Entries from a visual dataset
* * *
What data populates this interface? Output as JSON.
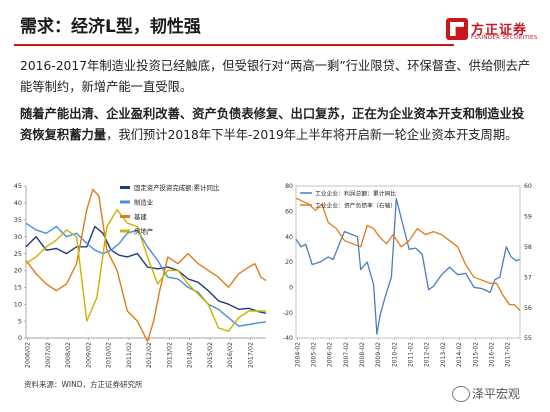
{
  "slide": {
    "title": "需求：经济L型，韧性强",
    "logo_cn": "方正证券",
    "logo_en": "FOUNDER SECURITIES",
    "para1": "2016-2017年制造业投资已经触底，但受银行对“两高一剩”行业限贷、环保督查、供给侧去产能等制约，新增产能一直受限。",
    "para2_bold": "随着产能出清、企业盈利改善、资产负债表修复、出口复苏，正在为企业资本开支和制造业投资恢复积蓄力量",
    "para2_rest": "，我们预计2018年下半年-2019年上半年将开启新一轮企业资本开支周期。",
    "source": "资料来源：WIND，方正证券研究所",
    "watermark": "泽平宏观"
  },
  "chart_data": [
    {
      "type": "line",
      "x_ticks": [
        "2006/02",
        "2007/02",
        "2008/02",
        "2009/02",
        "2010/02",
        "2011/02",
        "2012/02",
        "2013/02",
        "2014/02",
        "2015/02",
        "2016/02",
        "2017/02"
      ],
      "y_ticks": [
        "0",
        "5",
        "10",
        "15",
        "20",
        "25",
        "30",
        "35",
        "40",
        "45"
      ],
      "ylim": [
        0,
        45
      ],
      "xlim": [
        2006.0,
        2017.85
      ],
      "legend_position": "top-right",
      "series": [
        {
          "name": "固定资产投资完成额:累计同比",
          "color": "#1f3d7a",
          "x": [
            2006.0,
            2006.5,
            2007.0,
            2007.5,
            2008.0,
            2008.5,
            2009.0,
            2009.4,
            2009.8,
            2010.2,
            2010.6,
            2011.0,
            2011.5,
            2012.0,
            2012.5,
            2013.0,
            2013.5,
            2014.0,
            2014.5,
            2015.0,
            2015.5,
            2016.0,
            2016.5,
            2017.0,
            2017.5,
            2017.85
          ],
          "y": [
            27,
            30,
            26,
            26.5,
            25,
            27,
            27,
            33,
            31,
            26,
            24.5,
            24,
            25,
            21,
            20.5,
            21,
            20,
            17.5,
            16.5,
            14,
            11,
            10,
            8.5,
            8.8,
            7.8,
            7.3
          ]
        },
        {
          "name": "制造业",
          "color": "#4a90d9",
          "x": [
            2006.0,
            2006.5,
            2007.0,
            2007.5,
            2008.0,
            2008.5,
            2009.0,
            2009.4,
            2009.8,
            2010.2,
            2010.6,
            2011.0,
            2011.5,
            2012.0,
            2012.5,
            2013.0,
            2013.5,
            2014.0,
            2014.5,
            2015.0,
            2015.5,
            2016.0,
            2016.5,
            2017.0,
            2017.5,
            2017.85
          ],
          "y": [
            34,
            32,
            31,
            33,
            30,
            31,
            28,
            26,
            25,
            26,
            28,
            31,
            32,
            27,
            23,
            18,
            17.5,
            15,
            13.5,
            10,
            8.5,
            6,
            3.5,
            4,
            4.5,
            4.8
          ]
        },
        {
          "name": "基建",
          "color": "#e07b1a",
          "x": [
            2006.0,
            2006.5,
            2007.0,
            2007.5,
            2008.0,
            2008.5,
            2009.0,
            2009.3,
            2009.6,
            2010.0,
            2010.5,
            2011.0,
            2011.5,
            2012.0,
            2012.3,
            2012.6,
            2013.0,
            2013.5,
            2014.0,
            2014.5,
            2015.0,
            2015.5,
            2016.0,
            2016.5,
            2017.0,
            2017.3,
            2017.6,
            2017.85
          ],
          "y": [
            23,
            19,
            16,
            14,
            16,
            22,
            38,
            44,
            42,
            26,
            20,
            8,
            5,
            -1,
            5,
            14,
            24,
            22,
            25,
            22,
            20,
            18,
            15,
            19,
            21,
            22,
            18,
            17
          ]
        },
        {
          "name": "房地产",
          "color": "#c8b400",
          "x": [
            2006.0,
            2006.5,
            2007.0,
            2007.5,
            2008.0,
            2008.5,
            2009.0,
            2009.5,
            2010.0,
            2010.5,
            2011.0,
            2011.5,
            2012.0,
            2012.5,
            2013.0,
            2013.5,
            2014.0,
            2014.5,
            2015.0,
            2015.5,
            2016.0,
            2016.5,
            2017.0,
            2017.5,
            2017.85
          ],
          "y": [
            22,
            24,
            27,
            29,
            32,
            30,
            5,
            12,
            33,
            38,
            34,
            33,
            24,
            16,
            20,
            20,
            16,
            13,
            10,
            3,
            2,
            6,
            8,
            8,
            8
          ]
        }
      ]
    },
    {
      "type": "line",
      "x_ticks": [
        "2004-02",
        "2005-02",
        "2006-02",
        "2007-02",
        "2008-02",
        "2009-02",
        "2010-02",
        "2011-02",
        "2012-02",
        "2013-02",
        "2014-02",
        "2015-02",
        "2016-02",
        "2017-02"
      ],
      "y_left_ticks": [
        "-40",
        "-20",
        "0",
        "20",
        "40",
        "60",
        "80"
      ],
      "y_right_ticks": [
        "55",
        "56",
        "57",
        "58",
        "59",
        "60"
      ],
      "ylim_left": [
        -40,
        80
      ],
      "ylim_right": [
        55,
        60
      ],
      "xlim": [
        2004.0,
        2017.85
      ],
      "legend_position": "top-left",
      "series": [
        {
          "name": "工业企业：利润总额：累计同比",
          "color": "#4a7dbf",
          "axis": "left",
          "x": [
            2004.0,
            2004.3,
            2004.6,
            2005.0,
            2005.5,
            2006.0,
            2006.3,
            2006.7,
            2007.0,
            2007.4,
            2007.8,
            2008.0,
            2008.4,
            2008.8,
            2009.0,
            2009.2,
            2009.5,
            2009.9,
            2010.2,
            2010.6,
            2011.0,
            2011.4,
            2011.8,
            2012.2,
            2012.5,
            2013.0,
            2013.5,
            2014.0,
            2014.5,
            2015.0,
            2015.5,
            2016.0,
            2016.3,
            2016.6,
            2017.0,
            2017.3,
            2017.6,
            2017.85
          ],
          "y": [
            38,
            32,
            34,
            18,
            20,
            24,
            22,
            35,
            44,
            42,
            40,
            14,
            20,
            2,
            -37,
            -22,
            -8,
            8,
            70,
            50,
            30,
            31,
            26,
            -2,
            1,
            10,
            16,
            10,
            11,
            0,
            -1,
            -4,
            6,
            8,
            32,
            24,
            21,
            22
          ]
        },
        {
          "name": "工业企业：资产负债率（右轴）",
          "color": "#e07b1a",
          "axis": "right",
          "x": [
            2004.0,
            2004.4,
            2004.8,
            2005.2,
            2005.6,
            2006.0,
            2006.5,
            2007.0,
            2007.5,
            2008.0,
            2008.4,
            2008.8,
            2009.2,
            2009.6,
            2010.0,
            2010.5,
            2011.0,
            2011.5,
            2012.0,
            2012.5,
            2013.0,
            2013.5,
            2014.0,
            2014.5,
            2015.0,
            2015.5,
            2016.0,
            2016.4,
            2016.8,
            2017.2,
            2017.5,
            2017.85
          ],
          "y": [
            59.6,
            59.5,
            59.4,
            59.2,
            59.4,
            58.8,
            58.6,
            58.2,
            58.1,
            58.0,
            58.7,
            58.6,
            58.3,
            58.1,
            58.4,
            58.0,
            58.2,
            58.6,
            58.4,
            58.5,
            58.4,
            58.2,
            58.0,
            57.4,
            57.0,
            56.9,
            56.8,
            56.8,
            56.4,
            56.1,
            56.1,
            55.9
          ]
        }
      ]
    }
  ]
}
* * *
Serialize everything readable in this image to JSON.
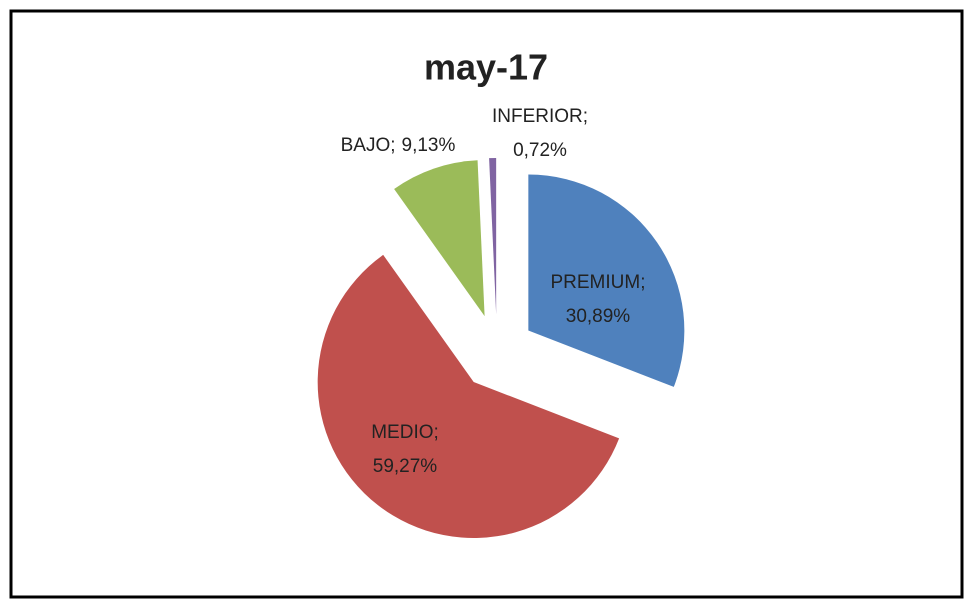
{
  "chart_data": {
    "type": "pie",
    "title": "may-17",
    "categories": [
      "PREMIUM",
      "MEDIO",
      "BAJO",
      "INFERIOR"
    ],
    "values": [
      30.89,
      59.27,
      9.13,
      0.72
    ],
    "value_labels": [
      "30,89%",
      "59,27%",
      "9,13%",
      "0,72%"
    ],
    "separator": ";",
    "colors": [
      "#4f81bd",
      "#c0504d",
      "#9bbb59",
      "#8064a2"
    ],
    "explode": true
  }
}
* * *
#### [Problem description]
Give only the number of lines in the material above that include the word "累计同比".

#### [Exercise answer]
2